>> BEGIN

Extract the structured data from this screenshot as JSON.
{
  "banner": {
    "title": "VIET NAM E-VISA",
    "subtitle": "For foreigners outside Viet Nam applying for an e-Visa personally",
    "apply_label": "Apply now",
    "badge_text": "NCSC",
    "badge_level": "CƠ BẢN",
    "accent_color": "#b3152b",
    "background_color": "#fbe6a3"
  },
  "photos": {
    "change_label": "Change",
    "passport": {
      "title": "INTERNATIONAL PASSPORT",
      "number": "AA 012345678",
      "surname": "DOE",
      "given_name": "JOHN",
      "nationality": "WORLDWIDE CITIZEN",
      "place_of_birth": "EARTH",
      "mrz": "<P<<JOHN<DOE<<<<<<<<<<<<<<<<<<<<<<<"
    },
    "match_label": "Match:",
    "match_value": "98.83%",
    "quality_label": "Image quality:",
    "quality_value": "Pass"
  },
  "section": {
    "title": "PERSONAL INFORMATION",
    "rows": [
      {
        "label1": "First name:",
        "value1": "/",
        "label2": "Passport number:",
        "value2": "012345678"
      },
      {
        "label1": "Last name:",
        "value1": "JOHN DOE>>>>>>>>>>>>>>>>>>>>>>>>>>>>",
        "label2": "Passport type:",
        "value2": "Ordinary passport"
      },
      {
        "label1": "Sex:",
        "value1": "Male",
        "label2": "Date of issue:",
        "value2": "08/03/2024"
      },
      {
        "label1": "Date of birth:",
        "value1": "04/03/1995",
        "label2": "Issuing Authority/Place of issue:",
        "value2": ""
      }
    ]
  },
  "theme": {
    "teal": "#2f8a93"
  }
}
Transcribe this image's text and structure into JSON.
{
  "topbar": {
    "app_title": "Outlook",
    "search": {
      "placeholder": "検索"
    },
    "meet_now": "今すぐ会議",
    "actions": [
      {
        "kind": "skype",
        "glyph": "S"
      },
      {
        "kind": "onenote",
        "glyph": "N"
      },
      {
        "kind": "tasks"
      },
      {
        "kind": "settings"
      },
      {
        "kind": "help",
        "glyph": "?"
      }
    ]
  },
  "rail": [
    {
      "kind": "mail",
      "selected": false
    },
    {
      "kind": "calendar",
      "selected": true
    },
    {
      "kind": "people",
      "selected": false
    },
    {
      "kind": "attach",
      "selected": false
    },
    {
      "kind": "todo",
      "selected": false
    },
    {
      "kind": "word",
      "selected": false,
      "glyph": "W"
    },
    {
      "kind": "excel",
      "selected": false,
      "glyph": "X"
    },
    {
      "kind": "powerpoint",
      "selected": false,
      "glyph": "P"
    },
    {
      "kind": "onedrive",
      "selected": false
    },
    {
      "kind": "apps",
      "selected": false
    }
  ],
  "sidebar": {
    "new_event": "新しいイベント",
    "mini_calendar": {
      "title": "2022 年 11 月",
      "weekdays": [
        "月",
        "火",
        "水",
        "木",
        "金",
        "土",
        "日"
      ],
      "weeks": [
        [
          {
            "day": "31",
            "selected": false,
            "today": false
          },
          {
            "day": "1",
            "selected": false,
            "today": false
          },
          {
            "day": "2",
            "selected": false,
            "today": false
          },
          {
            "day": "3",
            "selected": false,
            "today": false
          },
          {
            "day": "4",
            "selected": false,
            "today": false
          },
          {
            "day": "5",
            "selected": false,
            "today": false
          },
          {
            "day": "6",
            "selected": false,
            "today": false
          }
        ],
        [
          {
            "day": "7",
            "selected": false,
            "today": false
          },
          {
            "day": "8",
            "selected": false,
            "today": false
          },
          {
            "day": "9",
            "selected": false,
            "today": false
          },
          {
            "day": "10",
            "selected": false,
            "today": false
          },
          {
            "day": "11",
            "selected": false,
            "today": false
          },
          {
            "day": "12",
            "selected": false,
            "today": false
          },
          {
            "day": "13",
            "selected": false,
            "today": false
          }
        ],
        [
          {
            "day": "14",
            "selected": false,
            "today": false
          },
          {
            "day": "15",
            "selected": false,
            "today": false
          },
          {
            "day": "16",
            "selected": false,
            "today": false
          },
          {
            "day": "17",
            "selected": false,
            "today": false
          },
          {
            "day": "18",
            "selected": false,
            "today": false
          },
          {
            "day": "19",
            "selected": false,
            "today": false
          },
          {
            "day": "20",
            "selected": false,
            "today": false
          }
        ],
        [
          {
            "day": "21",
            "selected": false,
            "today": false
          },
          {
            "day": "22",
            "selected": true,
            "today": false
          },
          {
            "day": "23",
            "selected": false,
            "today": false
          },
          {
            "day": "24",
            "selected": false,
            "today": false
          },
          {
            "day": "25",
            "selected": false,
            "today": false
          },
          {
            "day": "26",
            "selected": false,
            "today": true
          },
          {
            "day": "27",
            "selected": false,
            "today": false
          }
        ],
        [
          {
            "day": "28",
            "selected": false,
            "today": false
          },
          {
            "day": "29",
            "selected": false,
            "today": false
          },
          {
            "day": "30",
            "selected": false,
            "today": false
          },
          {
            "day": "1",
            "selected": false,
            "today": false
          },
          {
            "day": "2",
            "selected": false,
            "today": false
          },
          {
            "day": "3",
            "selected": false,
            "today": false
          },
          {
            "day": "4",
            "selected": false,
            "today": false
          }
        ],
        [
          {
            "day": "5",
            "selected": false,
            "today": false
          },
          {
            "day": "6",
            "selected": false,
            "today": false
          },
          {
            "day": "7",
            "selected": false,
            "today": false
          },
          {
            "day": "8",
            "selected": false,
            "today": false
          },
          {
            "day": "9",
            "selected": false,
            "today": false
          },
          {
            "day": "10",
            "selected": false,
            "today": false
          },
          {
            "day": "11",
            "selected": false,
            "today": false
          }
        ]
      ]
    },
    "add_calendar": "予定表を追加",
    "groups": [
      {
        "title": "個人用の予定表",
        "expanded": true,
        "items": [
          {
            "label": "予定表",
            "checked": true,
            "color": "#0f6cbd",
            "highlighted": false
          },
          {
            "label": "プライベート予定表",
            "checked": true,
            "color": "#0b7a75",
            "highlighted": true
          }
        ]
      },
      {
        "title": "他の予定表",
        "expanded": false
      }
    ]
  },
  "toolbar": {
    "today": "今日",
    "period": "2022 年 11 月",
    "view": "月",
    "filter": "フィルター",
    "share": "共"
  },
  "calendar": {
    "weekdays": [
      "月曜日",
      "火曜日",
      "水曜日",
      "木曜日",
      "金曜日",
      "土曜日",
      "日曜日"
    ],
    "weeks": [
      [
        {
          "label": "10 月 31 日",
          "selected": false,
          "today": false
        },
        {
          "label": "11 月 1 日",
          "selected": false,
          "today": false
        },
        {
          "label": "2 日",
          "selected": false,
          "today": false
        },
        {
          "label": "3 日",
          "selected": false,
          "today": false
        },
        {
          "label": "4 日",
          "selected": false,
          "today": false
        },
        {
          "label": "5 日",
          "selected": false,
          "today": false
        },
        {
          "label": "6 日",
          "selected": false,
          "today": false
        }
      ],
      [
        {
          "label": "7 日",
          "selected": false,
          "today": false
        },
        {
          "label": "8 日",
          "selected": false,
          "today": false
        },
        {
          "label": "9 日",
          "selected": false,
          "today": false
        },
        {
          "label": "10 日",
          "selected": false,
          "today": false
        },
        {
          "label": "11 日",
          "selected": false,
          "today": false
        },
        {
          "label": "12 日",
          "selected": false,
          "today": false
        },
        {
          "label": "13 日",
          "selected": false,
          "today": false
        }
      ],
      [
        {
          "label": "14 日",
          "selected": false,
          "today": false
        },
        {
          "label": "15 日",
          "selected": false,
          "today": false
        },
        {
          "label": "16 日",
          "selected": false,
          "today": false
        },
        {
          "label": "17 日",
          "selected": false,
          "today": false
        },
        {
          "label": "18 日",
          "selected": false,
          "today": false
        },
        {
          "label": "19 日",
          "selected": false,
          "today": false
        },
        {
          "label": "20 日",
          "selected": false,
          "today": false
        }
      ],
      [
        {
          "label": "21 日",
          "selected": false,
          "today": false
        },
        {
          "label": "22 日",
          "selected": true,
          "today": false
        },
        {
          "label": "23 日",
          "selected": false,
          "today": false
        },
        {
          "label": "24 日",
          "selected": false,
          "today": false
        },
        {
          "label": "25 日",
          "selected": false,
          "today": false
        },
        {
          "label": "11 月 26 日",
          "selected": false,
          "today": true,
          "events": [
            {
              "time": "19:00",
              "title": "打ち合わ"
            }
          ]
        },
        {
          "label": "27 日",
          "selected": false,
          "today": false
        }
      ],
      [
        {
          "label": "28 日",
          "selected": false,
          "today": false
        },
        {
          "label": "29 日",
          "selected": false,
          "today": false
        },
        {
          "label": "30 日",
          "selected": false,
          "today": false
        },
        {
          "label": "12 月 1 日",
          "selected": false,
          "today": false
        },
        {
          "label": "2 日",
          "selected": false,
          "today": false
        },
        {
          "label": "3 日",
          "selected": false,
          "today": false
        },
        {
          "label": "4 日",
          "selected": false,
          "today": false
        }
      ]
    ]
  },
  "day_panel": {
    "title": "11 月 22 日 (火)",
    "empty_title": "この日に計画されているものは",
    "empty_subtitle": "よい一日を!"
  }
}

>> END

▶ **Goal**:
Say how many lines have the string "this" in them, offering no words beyond the number.

▶ **Task solution**:
2